Extracted records:
+++

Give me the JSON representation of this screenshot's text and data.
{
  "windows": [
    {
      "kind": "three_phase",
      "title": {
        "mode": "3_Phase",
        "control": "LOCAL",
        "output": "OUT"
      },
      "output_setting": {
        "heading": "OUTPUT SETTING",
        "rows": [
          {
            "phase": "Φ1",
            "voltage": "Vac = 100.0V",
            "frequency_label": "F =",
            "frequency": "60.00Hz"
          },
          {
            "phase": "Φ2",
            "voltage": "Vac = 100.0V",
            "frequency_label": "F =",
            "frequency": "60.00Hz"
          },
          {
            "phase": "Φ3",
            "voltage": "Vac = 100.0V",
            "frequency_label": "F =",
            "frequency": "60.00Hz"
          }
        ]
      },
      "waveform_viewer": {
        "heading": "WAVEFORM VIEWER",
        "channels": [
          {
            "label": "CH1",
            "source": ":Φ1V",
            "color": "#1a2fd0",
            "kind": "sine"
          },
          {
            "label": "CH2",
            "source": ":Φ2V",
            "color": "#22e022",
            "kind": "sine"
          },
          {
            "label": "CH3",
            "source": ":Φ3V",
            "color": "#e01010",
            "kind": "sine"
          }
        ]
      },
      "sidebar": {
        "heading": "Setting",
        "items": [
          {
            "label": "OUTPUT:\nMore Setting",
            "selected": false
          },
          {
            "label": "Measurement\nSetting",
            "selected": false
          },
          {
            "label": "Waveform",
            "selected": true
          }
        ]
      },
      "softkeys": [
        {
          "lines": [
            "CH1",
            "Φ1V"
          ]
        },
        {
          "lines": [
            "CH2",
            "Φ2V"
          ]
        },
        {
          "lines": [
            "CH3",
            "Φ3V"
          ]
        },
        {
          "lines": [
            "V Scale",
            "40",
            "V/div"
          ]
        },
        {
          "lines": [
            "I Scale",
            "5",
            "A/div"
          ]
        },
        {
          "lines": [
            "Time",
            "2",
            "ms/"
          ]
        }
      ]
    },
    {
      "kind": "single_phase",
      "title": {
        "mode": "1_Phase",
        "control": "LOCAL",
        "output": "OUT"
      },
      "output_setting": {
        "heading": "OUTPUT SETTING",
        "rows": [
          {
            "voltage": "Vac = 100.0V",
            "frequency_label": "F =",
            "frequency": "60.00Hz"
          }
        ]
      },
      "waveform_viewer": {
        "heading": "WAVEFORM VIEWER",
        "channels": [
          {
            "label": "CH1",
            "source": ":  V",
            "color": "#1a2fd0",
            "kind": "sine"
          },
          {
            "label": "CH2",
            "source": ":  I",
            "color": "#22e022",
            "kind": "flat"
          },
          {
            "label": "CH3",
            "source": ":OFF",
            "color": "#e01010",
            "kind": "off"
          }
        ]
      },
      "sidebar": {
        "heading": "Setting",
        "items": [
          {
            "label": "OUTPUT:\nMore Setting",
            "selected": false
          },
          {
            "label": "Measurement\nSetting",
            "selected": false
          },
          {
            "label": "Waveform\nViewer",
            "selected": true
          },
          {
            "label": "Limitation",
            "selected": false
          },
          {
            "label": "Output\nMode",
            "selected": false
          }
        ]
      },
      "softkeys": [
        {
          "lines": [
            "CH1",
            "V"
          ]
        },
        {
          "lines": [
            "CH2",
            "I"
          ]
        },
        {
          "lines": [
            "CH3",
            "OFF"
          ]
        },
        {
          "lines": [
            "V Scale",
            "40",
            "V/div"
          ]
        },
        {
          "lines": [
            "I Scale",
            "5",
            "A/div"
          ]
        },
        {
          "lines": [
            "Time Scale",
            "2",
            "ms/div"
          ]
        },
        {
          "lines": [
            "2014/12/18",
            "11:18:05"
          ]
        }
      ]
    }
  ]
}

+++

Without leaving anything out, give the entries again exactly.

Give me the JSON representation of this screenshot's text and data.
{
  "windows": [
    {
      "kind": "three_phase",
      "title": {
        "mode": "3_Phase",
        "control": "LOCAL",
        "output": "OUT"
      },
      "output_setting": {
        "heading": "OUTPUT SETTING",
        "rows": [
          {
            "phase": "Φ1",
            "voltage": "Vac = 100.0V",
            "frequency_label": "F =",
            "frequency": "60.00Hz"
          },
          {
            "phase": "Φ2",
            "voltage": "Vac = 100.0V",
            "frequency_label": "F =",
            "frequency": "60.00Hz"
          },
          {
            "phase": "Φ3",
            "voltage": "Vac = 100.0V",
            "frequency_label": "F =",
            "frequency": "60.00Hz"
          }
        ]
      },
      "waveform_viewer": {
        "heading": "WAVEFORM VIEWER",
        "channels": [
          {
            "label": "CH1",
            "source": ":Φ1V",
            "color": "#1a2fd0",
            "kind": "sine"
          },
          {
            "label": "CH2",
            "source": ":Φ2V",
            "color": "#22e022",
            "kind": "sine"
          },
          {
            "label": "CH3",
            "source": ":Φ3V",
            "color": "#e01010",
            "kind": "sine"
          }
        ]
      },
      "sidebar": {
        "heading": "Setting",
        "items": [
          {
            "label": "OUTPUT:\nMore Setting",
            "selected": false
          },
          {
            "label": "Measurement\nSetting",
            "selected": false
          },
          {
            "label": "Waveform",
            "selected": true
          }
        ]
      },
      "softkeys": [
        {
          "lines": [
            "CH1",
            "Φ1V"
          ]
        },
        {
          "lines": [
            "CH2",
            "Φ2V"
          ]
        },
        {
          "lines": [
            "CH3",
            "Φ3V"
          ]
        },
        {
          "lines": [
            "V Scale",
            "40",
            "V/div"
          ]
        },
        {
          "lines": [
            "I Scale",
            "5",
            "A/div"
          ]
        },
        {
          "lines": [
            "Time",
            "2",
            "ms/"
          ]
        }
      ]
    },
    {
      "kind": "single_phase",
      "title": {
        "mode": "1_Phase",
        "control": "LOCAL",
        "output": "OUT"
      },
      "output_setting": {
        "heading": "OUTPUT SETTING",
        "rows": [
          {
            "voltage": "Vac = 100.0V",
            "frequency_label": "F =",
            "frequency": "60.00Hz"
          }
        ]
      },
      "waveform_viewer": {
        "heading": "WAVEFORM VIEWER",
        "channels": [
          {
            "label": "CH1",
            "source": ":  V",
            "color": "#1a2fd0",
            "kind": "sine"
          },
          {
            "label": "CH2",
            "source": ":  I",
            "color": "#22e022",
            "kind": "flat"
          },
          {
            "label": "CH3",
            "source": ":OFF",
            "color": "#e01010",
            "kind": "off"
          }
        ]
      },
      "sidebar": {
        "heading": "Setting",
        "items": [
          {
            "label": "OUTPUT:\nMore Setting",
            "selected": false
          },
          {
            "label": "Measurement\nSetting",
            "selected": false
          },
          {
            "label": "Waveform\nViewer",
            "selected": true
          },
          {
            "label": "Limitation",
            "selected": false
          },
          {
            "label": "Output\nMode",
            "selected": false
          }
        ]
      },
      "softkeys": [
        {
          "lines": [
            "CH1",
            "V"
          ]
        },
        {
          "lines": [
            "CH2",
            "I"
          ]
        },
        {
          "lines": [
            "CH3",
            "OFF"
          ]
        },
        {
          "lines": [
            "V Scale",
            "40",
            "V/div"
          ]
        },
        {
          "lines": [
            "I Scale",
            "5",
            "A/div"
          ]
        },
        {
          "lines": [
            "Time Scale",
            "2",
            "ms/div"
          ]
        },
        {
          "lines": [
            "2014/12/18",
            "11:18:05"
          ]
        }
      ]
    }
  ]
}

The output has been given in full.